● **Short problem**
Every entry below must be repeated exactly; skip the pictures.

● **Some records**

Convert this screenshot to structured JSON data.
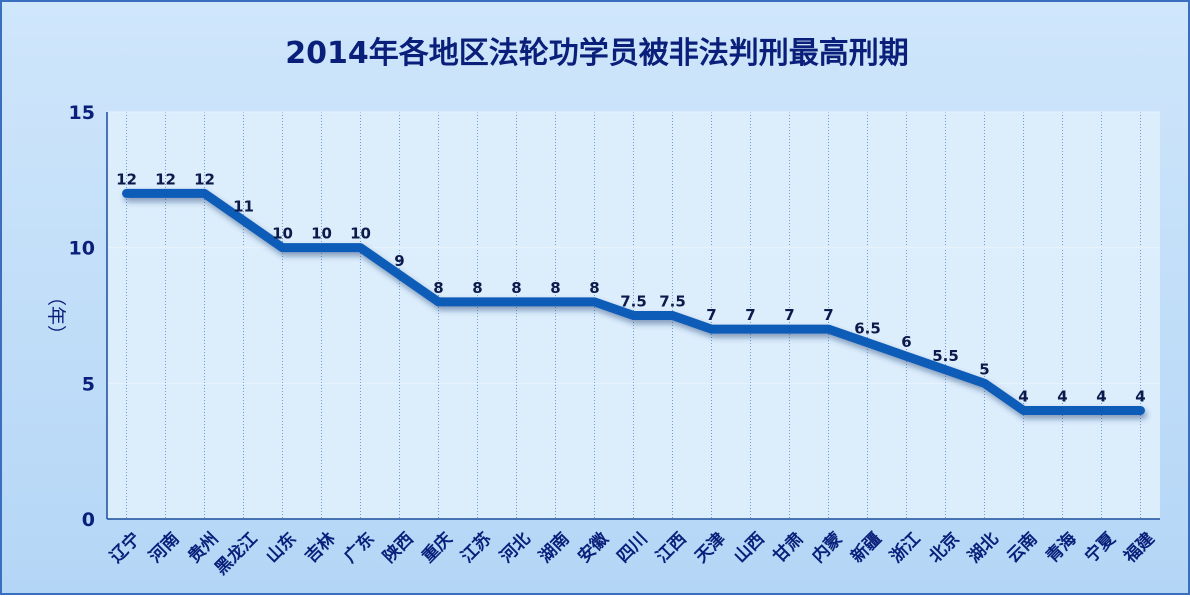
{
  "chart_data": {
    "type": "line",
    "title": "2014年各地区法轮功学员被非法判刑最高刑期",
    "xlabel": "",
    "ylabel": "（年）",
    "ylim": [
      0,
      15
    ],
    "yticks": [
      0,
      5,
      10,
      15
    ],
    "grid": true,
    "categories": [
      "辽宁",
      "河南",
      "贵州",
      "黑龙江",
      "山东",
      "吉林",
      "广东",
      "陕西",
      "重庆",
      "江苏",
      "河北",
      "湖南",
      "安徽",
      "四川",
      "江西",
      "天津",
      "山西",
      "甘肃",
      "内蒙",
      "新疆",
      "浙江",
      "北京",
      "湖北",
      "云南",
      "青海",
      "宁夏",
      "福建"
    ],
    "series": [
      {
        "values": [
          12,
          12,
          12,
          11,
          10,
          10,
          10,
          9,
          8,
          8,
          8,
          8,
          8,
          7.5,
          7.5,
          7,
          7,
          7,
          7,
          6.5,
          6,
          5.5,
          5,
          4,
          4,
          4,
          4
        ]
      }
    ],
    "data_labels": [
      "12",
      "12",
      "12",
      "11",
      "10",
      "10",
      "10",
      "9",
      "8",
      "8",
      "8",
      "8",
      "8",
      "7.5",
      "7.5",
      "7",
      "7",
      "7",
      "7",
      "6.5",
      "6",
      "5.5",
      "5",
      "4",
      "4",
      "4",
      "4"
    ],
    "colors": {
      "line": "#0d5bb8",
      "background": "#b9d8f5",
      "plot_area": "#dcedfc",
      "axis": "#1a4d9e",
      "text": "#0a1f7a"
    }
  }
}
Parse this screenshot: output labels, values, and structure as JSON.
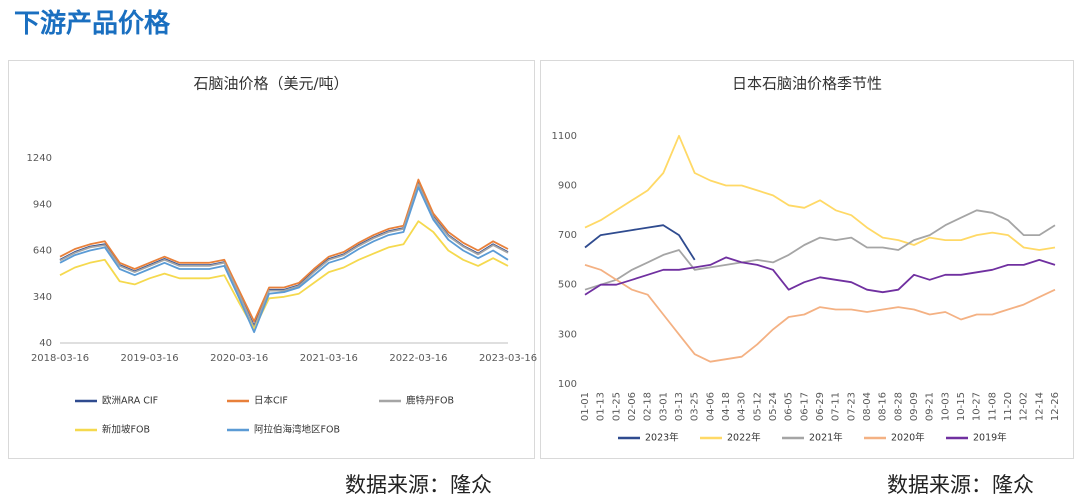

● **Final answer**
Convert this screenshot to structured JSON data.
{
  "chart_data": {
    "type": "line",
    "title": "2014年各地区法轮功学员被非法判刑最高刑期",
    "xlabel": "",
    "ylabel": "（年）",
    "ylim": [
      0,
      15
    ],
    "yticks": [
      0,
      5,
      10,
      15
    ],
    "grid": true,
    "categories": [
      "辽宁",
      "河南",
      "贵州",
      "黑龙江",
      "山东",
      "吉林",
      "广东",
      "陕西",
      "重庆",
      "江苏",
      "河北",
      "湖南",
      "安徽",
      "四川",
      "江西",
      "天津",
      "山西",
      "甘肃",
      "内蒙",
      "新疆",
      "浙江",
      "北京",
      "湖北",
      "云南",
      "青海",
      "宁夏",
      "福建"
    ],
    "series": [
      {
        "values": [
          12,
          12,
          12,
          11,
          10,
          10,
          10,
          9,
          8,
          8,
          8,
          8,
          8,
          7.5,
          7.5,
          7,
          7,
          7,
          7,
          6.5,
          6,
          5.5,
          5,
          4,
          4,
          4,
          4
        ]
      }
    ],
    "data_labels": [
      "12",
      "12",
      "12",
      "11",
      "10",
      "10",
      "10",
      "9",
      "8",
      "8",
      "8",
      "8",
      "8",
      "7.5",
      "7.5",
      "7",
      "7",
      "7",
      "7",
      "6.5",
      "6",
      "5.5",
      "5",
      "4",
      "4",
      "4",
      "4"
    ],
    "colors": {
      "line": "#0d5bb8",
      "background": "#b9d8f5",
      "plot_area": "#dcedfc",
      "axis": "#1a4d9e",
      "text": "#0a1f7a"
    }
  }
}
Parse this screenshot: output labels, values, and structure as JSON.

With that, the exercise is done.